REQUIRED WORK - Render every entry verbatim.

Collection entries

⟨

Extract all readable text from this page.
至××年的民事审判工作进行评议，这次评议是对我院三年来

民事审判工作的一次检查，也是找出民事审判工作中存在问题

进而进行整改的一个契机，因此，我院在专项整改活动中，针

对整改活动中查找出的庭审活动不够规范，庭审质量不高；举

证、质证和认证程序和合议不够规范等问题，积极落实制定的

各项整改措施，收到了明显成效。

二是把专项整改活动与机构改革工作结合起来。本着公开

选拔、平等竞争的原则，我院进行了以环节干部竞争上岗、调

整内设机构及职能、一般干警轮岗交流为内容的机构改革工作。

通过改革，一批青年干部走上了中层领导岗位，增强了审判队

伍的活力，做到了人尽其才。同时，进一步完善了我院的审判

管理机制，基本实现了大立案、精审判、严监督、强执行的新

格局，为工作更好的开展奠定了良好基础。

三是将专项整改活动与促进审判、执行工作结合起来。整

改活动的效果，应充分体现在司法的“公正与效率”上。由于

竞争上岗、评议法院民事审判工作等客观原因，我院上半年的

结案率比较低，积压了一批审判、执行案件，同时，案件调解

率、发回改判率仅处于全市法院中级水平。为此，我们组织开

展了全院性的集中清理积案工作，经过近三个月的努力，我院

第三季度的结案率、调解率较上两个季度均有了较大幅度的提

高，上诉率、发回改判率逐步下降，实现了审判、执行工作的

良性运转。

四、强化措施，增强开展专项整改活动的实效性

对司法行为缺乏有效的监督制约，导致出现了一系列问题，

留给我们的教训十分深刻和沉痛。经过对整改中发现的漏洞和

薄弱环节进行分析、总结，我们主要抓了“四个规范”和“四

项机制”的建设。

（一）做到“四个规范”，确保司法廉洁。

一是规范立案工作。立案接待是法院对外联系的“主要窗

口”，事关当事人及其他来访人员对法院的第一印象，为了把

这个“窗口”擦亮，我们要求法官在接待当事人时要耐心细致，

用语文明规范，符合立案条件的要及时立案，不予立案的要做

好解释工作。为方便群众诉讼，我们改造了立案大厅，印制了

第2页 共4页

⟩

RESULT OF THE TASK -
Extract all readable text from this page.
至××年的民事审判工作进行评议，这次评议是对我院三年来

民事审判工作的一次检查，也是找出民事审判工作中存在问题

进而进行整改的一个契机，因此，我院在专项整改活动中，针

对整改活动中查找出的庭审活动不够规范，庭审质量不高；举

证、质证和认证程序和合议不够规范等问题，积极落实制定的

各项整改措施，收到了明显成效。

二是把专项整改活动与机构改革工作结合起来。本着公开

选拔、平等竞争的原则，我院进行了以环节干部竞争上岗、调

整内设机构及职能、一般干警轮岗交流为内容的机构改革工作。

通过改革，一批青年干部走上了中层领导岗位，增强了审判队

伍的活力，做到了人尽其才。同时，进一步完善了我院的审判

管理机制，基本实现了大立案、精审判、严监督、强执行的新

格局，为工作更好的开展奠定了良好基础。

三是将专项整改活动与促进审判、执行工作结合起来。整

改活动的效果，应充分体现在司法的“公正与效率”上。由于

竞争上岗、评议法院民事审判工作等客观原因，我院上半年的

结案率比较低，积压了一批审判、执行案件，同时，案件调解

率、发回改判率仅处于全市法院中级水平。为此，我们组织开

展了全院性的集中清理积案工作，经过近三个月的努力，我院

第三季度的结案率、调解率较上两个季度均有了较大幅度的提

高，上诉率、发回改判率逐步下降，实现了审判、执行工作的

良性运转。

四、强化措施，增强开展专项整改活动的实效性

对司法行为缺乏有效的监督制约，导致出现了一系列问题，

留给我们的教训十分深刻和沉痛。经过对整改中发现的漏洞和

薄弱环节进行分析、总结，我们主要抓了“四个规范”和“四

项机制”的建设。

（一）做到“四个规范”，确保司法廉洁。

一是规范立案工作。立案接待是法院对外联系的“主要窗

口”，事关当事人及其他来访人员对法院的第一印象，为了把

这个“窗口”擦亮，我们要求法官在接待当事人时要耐心细致，

用语文明规范，符合立案条件的要及时立案，不予立案的要做

好解释工作。为方便群众诉讼，我们改造了立案大厅，印制了

第2页 共4页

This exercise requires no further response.